§ Aim: The records below must be retyped exactly.

Dataset entries

_ _ _ _ _ _ _

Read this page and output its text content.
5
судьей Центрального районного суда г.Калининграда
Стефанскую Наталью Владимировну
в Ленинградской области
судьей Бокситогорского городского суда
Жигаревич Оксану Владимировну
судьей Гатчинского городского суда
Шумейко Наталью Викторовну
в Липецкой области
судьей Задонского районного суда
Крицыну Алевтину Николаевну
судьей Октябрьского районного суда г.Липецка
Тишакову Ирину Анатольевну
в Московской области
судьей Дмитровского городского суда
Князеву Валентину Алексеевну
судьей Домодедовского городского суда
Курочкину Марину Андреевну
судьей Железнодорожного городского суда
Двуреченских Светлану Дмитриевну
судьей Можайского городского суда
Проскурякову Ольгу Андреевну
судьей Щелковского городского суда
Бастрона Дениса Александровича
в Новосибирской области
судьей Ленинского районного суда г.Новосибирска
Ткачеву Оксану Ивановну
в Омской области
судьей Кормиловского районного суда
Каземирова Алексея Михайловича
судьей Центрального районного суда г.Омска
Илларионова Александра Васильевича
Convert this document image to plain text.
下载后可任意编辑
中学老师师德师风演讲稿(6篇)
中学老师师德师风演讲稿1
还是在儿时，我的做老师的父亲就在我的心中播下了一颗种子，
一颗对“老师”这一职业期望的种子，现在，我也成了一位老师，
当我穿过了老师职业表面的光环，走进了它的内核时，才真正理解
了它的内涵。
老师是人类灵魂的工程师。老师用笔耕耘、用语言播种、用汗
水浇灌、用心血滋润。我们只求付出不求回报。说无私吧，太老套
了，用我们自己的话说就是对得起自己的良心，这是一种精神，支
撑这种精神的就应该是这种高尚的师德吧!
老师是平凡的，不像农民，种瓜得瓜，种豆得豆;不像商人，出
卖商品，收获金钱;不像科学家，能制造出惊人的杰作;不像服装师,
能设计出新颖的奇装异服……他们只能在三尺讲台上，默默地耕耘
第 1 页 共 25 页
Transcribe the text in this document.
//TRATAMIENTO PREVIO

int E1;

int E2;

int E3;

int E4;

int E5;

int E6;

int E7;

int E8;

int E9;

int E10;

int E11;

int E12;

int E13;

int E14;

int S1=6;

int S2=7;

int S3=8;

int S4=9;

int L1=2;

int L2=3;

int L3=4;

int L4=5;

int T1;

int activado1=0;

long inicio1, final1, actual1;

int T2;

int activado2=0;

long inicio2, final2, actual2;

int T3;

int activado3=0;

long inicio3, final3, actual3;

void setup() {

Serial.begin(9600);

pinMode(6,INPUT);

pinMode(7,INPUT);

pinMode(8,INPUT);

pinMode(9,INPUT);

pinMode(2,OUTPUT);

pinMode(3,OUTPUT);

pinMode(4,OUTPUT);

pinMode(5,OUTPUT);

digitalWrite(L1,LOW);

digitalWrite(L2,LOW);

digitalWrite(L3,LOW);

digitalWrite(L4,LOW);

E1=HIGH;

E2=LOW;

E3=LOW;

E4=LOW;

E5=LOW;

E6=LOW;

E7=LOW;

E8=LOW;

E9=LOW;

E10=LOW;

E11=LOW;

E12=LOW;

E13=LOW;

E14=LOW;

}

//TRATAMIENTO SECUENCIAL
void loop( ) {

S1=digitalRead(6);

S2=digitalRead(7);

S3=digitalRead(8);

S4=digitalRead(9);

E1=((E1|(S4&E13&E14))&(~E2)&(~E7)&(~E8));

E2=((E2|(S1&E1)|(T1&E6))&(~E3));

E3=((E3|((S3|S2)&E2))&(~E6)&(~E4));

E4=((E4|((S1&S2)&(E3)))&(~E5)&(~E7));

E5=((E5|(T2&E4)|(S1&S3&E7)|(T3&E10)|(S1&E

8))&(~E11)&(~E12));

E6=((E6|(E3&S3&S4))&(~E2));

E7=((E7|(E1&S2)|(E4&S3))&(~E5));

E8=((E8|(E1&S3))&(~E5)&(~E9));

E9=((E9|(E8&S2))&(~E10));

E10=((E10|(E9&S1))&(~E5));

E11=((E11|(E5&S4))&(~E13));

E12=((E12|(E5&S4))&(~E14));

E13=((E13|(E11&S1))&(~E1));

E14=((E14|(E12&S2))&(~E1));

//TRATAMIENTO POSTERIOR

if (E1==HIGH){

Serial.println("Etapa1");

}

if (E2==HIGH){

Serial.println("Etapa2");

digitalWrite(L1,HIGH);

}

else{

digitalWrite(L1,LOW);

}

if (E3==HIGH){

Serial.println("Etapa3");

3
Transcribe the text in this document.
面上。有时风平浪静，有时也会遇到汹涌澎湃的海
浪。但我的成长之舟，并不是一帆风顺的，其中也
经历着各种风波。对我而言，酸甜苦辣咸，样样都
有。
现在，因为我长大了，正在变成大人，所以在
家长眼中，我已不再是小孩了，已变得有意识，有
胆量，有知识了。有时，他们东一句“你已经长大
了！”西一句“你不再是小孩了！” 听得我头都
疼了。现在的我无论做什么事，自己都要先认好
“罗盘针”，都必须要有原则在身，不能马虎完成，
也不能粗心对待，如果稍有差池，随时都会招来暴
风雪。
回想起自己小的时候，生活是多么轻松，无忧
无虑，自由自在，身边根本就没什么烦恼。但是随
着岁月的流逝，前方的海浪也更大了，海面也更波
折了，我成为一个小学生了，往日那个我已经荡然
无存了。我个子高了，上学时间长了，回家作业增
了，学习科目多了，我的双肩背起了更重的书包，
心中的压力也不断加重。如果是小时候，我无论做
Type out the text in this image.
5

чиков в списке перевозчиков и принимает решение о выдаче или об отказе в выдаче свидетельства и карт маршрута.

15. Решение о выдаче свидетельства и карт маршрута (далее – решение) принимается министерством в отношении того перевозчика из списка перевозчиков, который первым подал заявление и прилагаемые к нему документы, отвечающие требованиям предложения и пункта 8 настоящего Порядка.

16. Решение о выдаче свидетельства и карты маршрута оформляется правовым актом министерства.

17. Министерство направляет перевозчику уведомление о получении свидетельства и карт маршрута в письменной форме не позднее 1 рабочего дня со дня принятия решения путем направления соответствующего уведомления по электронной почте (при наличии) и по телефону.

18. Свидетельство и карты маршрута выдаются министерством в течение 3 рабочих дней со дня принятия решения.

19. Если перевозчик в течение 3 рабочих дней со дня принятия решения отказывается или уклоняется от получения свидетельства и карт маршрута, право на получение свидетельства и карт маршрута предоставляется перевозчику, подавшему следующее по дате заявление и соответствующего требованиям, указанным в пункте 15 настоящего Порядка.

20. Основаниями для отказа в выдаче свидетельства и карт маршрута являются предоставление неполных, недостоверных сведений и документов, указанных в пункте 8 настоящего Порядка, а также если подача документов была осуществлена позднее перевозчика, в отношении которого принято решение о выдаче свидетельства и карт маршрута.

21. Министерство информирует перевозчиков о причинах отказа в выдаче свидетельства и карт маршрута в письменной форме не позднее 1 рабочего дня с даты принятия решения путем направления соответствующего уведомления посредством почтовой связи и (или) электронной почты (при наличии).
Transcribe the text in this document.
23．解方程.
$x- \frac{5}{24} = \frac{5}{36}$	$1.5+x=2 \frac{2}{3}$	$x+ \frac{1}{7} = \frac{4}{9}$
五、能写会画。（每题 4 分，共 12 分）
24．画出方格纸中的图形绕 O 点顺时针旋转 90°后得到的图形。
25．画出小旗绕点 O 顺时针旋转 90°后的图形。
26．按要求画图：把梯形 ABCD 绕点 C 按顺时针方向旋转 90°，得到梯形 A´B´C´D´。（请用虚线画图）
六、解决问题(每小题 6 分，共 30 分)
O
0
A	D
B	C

_ _ _ _ _ _ _

§ Solution to this exercise:
Read this page and output its text content.
5
судьей Центрального районного суда г.Калининграда
Стефанскую Наталью Владимировну
в Ленинградской области
судьей Бокситогорского городского суда
Жигаревич Оксану Владимировну
судьей Гатчинского городского суда
Шумейко Наталью Викторовну
в Липецкой области
судьей Задонского районного суда
Крицыну Алевтину Николаевну
судьей Октябрьского районного суда г.Липецка
Тишакову Ирину Анатольевну
в Московской области
судьей Дмитровского городского суда
Князеву Валентину Алексеевну
судьей Домодедовского городского суда
Курочкину Марину Андреевну
судьей Железнодорожного городского суда
Двуреченских Светлану Дмитриевну
судьей Можайского городского суда
Проскурякову Ольгу Андреевну
судьей Щелковского городского суда
Бастрона Дениса Александровича
в Новосибирской области
судьей Ленинского районного суда г.Новосибирска
Ткачеву Оксану Ивановну
в Омской области
судьей Кормиловского районного суда
Каземирова Алексея Михайловича
судьей Центрального районного суда г.Омска
Илларионова Александра Васильевича
Convert this document image to plain text.
下载后可任意编辑
中学老师师德师风演讲稿(6篇)
中学老师师德师风演讲稿1
还是在儿时，我的做老师的父亲就在我的心中播下了一颗种子，
一颗对“老师”这一职业期望的种子，现在，我也成了一位老师，
当我穿过了老师职业表面的光环，走进了它的内核时，才真正理解
了它的内涵。
老师是人类灵魂的工程师。老师用笔耕耘、用语言播种、用汗
水浇灌、用心血滋润。我们只求付出不求回报。说无私吧，太老套
了，用我们自己的话说就是对得起自己的良心，这是一种精神，支
撑这种精神的就应该是这种高尚的师德吧!
老师是平凡的，不像农民，种瓜得瓜，种豆得豆;不像商人，出
卖商品，收获金钱;不像科学家，能制造出惊人的杰作;不像服装师,
能设计出新颖的奇装异服……他们只能在三尺讲台上，默默地耕耘
第 1 页 共 25 页
Transcribe the text in this document.
//TRATAMIENTO PREVIO

int E1;

int E2;

int E3;

int E4;

int E5;

int E6;

int E7;

int E8;

int E9;

int E10;

int E11;

int E12;

int E13;

int E14;

int S1=6;

int S2=7;

int S3=8;

int S4=9;

int L1=2;

int L2=3;

int L3=4;

int L4=5;

int T1;

int activado1=0;

long inicio1, final1, actual1;

int T2;

int activado2=0;

long inicio2, final2, actual2;

int T3;

int activado3=0;

long inicio3, final3, actual3;

void setup() {

Serial.begin(9600);

pinMode(6,INPUT);

pinMode(7,INPUT);

pinMode(8,INPUT);

pinMode(9,INPUT);

pinMode(2,OUTPUT);

pinMode(3,OUTPUT);

pinMode(4,OUTPUT);

pinMode(5,OUTPUT);

digitalWrite(L1,LOW);

digitalWrite(L2,LOW);

digitalWrite(L3,LOW);

digitalWrite(L4,LOW);

E1=HIGH;

E2=LOW;

E3=LOW;

E4=LOW;

E5=LOW;

E6=LOW;

E7=LOW;

E8=LOW;

E9=LOW;

E10=LOW;

E11=LOW;

E12=LOW;

E13=LOW;

E14=LOW;

}

//TRATAMIENTO SECUENCIAL
void loop( ) {

S1=digitalRead(6);

S2=digitalRead(7);

S3=digitalRead(8);

S4=digitalRead(9);

E1=((E1|(S4&E13&E14))&(~E2)&(~E7)&(~E8));

E2=((E2|(S1&E1)|(T1&E6))&(~E3));

E3=((E3|((S3|S2)&E2))&(~E6)&(~E4));

E4=((E4|((S1&S2)&(E3)))&(~E5)&(~E7));

E5=((E5|(T2&E4)|(S1&S3&E7)|(T3&E10)|(S1&E

8))&(~E11)&(~E12));

E6=((E6|(E3&S3&S4))&(~E2));

E7=((E7|(E1&S2)|(E4&S3))&(~E5));

E8=((E8|(E1&S3))&(~E5)&(~E9));

E9=((E9|(E8&S2))&(~E10));

E10=((E10|(E9&S1))&(~E5));

E11=((E11|(E5&S4))&(~E13));

E12=((E12|(E5&S4))&(~E14));

E13=((E13|(E11&S1))&(~E1));

E14=((E14|(E12&S2))&(~E1));

//TRATAMIENTO POSTERIOR

if (E1==HIGH){

Serial.println("Etapa1");

}

if (E2==HIGH){

Serial.println("Etapa2");

digitalWrite(L1,HIGH);

}

else{

digitalWrite(L1,LOW);

}

if (E3==HIGH){

Serial.println("Etapa3");

3
Transcribe the text in this document.
面上。有时风平浪静，有时也会遇到汹涌澎湃的海
浪。但我的成长之舟，并不是一帆风顺的，其中也
经历着各种风波。对我而言，酸甜苦辣咸，样样都
有。
现在，因为我长大了，正在变成大人，所以在
家长眼中，我已不再是小孩了，已变得有意识，有
胆量，有知识了。有时，他们东一句“你已经长大
了！”西一句“你不再是小孩了！” 听得我头都
疼了。现在的我无论做什么事，自己都要先认好
“罗盘针”，都必须要有原则在身，不能马虎完成，
也不能粗心对待，如果稍有差池，随时都会招来暴
风雪。
回想起自己小的时候，生活是多么轻松，无忧
无虑，自由自在，身边根本就没什么烦恼。但是随
着岁月的流逝，前方的海浪也更大了，海面也更波
折了，我成为一个小学生了，往日那个我已经荡然
无存了。我个子高了，上学时间长了，回家作业增
了，学习科目多了，我的双肩背起了更重的书包，
心中的压力也不断加重。如果是小时候，我无论做
Type out the text in this image.
5

чиков в списке перевозчиков и принимает решение о выдаче или об отказе в выдаче свидетельства и карт маршрута.

15. Решение о выдаче свидетельства и карт маршрута (далее – решение) принимается министерством в отношении того перевозчика из списка перевозчиков, который первым подал заявление и прилагаемые к нему документы, отвечающие требованиям предложения и пункта 8 настоящего Порядка.

16. Решение о выдаче свидетельства и карты маршрута оформляется правовым актом министерства.

17. Министерство направляет перевозчику уведомление о получении свидетельства и карт маршрута в письменной форме не позднее 1 рабочего дня со дня принятия решения путем направления соответствующего уведомления по электронной почте (при наличии) и по телефону.

18. Свидетельство и карты маршрута выдаются министерством в течение 3 рабочих дней со дня принятия решения.

19. Если перевозчик в течение 3 рабочих дней со дня принятия решения отказывается или уклоняется от получения свидетельства и карт маршрута, право на получение свидетельства и карт маршрута предоставляется перевозчику, подавшему следующее по дате заявление и соответствующего требованиям, указанным в пункте 15 настоящего Порядка.

20. Основаниями для отказа в выдаче свидетельства и карт маршрута являются предоставление неполных, недостоверных сведений и документов, указанных в пункте 8 настоящего Порядка, а также если подача документов была осуществлена позднее перевозчика, в отношении которого принято решение о выдаче свидетельства и карт маршрута.

21. Министерство информирует перевозчиков о причинах отказа в выдаче свидетельства и карт маршрута в письменной форме не позднее 1 рабочего дня с даты принятия решения путем направления соответствующего уведомления посредством почтовой связи и (или) электронной почты (при наличии).
Transcribe the text in this document.
23．解方程.
$x- \frac{5}{24} = \frac{5}{36}$	$1.5+x=2 \frac{2}{3}$	$x+ \frac{1}{7} = \frac{4}{9}$
五、能写会画。（每题 4 分，共 12 分）
24．画出方格纸中的图形绕 O 点顺时针旋转 90°后得到的图形。
25．画出小旗绕点 O 顺时针旋转 90°后的图形。
26．按要求画图：把梯形 ABCD 绕点 C 按顺时针方向旋转 90°，得到梯形 A´B´C´D´。（请用虚线画图）
六、解决问题(每小题 6 分，共 30 分)
O
0
A	D
B	C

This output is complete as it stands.